▶ [CEL ZADANIA]: Przepisz dosłownie z tekstu o trudnościach matki fragment od „Codziennie dzwonię do” do „Jak Ty sobie radzisz?”.

▶ [PODANY TEKST]:
╭──

Codziennie dzwonię do Mamy

Fot.sxc.hu
Fot.sxc.hu

Ostatnio coraz częściej słyszę pytanie, które od urodzenia czwartego dziecka towarzyszy mi nieustannie:

Jak Ty sobie radzisz?

Najpierw odpowiadałam, że normalnie, spokojnie. Nawet jeśli nie wszystko było w porządku nie przyznawałam się, żeby nikt nie pomyślał, że poniosłam porażkę. Ze śmiechem bagatelizowałam trudności i udawałam świetnie zorganizowaną Matkę Polkę. Powoli, powoli zaczęło do mnie docierać, że moje ukrywanie małych i większych trudności jest niedobre. Rosła moja pycha, a jeśli ktoś szukał wsparcia i pocieszenia, to go nie znalazł.

Zaczęłam więc odpowiadać, że nie daję sobie rady. I chociaż była to prawda, to również nie cała. W rozmowach natykałam się  na niezrozumienie i nieufność. Jak to nie daję rady? Przecież dzieci zdrowe, mądre, wygadane, chodzą na różne zajęcia, pieką z mamusią ciasteczka itd. Znowu nikomu nie pomogłam, wychodziłam na kokietkę szukającą pochwał.

╰──

Zestawienia współrzędnych ramek
╭──

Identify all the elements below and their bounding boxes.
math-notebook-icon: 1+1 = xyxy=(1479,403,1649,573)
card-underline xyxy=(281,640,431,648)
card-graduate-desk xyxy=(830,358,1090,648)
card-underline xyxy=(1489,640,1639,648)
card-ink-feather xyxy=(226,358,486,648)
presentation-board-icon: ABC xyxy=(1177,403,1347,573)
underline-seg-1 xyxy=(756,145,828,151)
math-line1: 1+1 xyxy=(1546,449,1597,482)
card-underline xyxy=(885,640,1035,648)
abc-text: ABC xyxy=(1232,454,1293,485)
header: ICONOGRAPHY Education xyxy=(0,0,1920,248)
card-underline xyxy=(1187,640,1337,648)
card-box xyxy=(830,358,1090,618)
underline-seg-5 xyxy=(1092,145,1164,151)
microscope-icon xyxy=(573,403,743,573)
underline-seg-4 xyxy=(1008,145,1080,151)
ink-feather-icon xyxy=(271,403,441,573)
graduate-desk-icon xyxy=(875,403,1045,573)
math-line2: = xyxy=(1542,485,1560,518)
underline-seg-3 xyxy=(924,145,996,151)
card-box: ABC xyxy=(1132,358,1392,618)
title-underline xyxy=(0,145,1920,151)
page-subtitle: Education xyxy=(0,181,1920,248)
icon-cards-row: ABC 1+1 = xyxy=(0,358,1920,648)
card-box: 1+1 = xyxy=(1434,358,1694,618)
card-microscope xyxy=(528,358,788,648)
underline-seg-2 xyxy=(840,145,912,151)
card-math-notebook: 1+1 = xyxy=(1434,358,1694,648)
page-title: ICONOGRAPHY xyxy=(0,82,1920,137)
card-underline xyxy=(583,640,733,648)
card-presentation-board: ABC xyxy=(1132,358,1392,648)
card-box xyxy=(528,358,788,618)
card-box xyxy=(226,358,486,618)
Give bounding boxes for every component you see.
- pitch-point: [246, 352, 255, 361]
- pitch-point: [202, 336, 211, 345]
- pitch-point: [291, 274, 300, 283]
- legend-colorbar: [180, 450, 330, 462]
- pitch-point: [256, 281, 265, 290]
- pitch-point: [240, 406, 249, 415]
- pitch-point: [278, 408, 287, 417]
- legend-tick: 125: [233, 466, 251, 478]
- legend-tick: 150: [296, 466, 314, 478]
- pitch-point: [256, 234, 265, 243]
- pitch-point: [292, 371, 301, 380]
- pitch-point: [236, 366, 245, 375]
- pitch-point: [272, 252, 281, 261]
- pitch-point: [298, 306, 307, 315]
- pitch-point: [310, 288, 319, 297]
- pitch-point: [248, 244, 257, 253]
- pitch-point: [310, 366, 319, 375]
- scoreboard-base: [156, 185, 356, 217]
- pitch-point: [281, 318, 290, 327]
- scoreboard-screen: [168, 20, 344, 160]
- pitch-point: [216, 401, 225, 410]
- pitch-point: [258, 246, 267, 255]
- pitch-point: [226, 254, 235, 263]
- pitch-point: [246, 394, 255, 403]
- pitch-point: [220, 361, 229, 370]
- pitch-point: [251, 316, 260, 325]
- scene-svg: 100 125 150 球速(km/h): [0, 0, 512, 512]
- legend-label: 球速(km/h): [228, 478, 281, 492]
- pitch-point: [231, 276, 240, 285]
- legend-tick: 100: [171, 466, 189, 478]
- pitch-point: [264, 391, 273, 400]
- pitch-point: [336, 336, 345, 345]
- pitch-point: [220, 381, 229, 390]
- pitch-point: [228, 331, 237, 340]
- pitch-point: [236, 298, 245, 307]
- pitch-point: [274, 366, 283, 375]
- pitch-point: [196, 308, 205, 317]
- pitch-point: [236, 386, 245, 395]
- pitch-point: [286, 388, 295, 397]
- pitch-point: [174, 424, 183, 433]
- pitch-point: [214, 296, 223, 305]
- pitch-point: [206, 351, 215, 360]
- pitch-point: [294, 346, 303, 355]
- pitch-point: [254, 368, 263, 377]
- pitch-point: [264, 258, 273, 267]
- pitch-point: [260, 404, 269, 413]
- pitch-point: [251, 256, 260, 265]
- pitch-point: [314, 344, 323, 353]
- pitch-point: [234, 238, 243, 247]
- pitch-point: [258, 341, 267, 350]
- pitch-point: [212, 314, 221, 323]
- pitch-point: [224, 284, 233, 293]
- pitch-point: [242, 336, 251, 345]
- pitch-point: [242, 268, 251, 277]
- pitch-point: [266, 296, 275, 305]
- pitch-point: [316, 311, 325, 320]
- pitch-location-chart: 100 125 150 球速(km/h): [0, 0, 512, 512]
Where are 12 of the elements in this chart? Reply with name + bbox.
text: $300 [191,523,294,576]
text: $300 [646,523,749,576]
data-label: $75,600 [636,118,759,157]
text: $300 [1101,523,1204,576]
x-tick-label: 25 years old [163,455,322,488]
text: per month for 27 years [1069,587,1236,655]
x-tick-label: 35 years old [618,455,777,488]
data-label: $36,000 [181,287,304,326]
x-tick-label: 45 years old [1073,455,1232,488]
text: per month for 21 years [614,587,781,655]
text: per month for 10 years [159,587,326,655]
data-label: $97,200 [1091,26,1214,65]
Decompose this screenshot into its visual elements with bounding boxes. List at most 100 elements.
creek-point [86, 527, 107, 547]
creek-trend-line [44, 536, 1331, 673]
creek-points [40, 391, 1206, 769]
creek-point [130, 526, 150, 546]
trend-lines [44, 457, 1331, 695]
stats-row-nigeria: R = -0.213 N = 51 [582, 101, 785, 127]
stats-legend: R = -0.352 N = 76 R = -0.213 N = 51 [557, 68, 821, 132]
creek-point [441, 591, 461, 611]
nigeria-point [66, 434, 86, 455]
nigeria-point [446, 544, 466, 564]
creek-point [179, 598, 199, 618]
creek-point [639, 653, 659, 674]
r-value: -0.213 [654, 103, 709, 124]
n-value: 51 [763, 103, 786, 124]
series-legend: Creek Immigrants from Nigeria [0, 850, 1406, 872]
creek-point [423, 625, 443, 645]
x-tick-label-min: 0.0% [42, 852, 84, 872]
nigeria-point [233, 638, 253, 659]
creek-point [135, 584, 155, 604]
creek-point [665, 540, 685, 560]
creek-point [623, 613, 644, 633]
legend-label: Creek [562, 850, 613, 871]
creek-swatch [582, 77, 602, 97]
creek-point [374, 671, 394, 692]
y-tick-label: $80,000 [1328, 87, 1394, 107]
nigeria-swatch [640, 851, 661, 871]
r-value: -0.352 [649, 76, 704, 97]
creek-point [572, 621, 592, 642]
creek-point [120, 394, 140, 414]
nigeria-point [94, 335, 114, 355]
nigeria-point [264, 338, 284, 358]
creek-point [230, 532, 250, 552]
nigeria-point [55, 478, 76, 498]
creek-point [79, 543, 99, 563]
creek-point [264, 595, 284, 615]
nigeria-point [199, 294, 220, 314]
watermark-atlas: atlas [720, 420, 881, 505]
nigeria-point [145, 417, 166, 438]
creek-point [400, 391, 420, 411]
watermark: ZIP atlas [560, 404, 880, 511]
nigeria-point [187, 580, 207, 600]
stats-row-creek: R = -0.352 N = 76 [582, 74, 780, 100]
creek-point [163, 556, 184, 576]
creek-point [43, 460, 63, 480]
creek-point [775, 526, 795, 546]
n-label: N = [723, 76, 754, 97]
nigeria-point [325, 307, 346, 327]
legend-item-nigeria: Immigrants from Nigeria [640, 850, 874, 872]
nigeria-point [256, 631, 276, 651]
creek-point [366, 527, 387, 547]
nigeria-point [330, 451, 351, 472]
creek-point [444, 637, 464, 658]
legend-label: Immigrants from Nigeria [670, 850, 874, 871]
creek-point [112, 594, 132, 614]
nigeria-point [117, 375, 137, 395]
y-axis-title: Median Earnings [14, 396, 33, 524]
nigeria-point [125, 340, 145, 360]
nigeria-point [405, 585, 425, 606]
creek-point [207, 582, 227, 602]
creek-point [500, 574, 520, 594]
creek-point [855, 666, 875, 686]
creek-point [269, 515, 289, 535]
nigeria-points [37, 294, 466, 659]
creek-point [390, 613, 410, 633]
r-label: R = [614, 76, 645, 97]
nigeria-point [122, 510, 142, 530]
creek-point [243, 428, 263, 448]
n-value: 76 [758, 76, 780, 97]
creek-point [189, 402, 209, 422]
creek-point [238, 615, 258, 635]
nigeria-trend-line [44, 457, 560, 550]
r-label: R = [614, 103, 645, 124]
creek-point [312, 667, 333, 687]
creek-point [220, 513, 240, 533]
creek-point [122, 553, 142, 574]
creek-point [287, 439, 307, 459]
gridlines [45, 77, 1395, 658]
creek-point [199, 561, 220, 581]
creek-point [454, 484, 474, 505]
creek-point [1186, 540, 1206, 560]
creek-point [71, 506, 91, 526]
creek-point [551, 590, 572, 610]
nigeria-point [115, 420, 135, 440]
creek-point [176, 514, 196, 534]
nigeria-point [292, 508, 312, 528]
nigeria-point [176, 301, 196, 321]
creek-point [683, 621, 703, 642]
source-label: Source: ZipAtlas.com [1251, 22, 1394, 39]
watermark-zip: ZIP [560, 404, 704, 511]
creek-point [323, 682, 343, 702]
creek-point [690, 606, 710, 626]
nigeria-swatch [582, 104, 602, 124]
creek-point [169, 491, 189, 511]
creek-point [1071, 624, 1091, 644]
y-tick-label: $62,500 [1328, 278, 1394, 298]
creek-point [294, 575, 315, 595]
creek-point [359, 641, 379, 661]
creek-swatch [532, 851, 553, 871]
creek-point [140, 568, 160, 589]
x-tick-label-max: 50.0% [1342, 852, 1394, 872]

╰──

▶ [ROZWIĄZANIE ZADANIA]:
Codziennie dzwonię do Mamy

Fot.sxc.hu
Fot.sxc.hu

Ostatnio coraz częściej słyszę pytanie, które od urodzenia czwartego dziecka towarzyszy mi nieustannie:

Jak Ty sobie radzisz?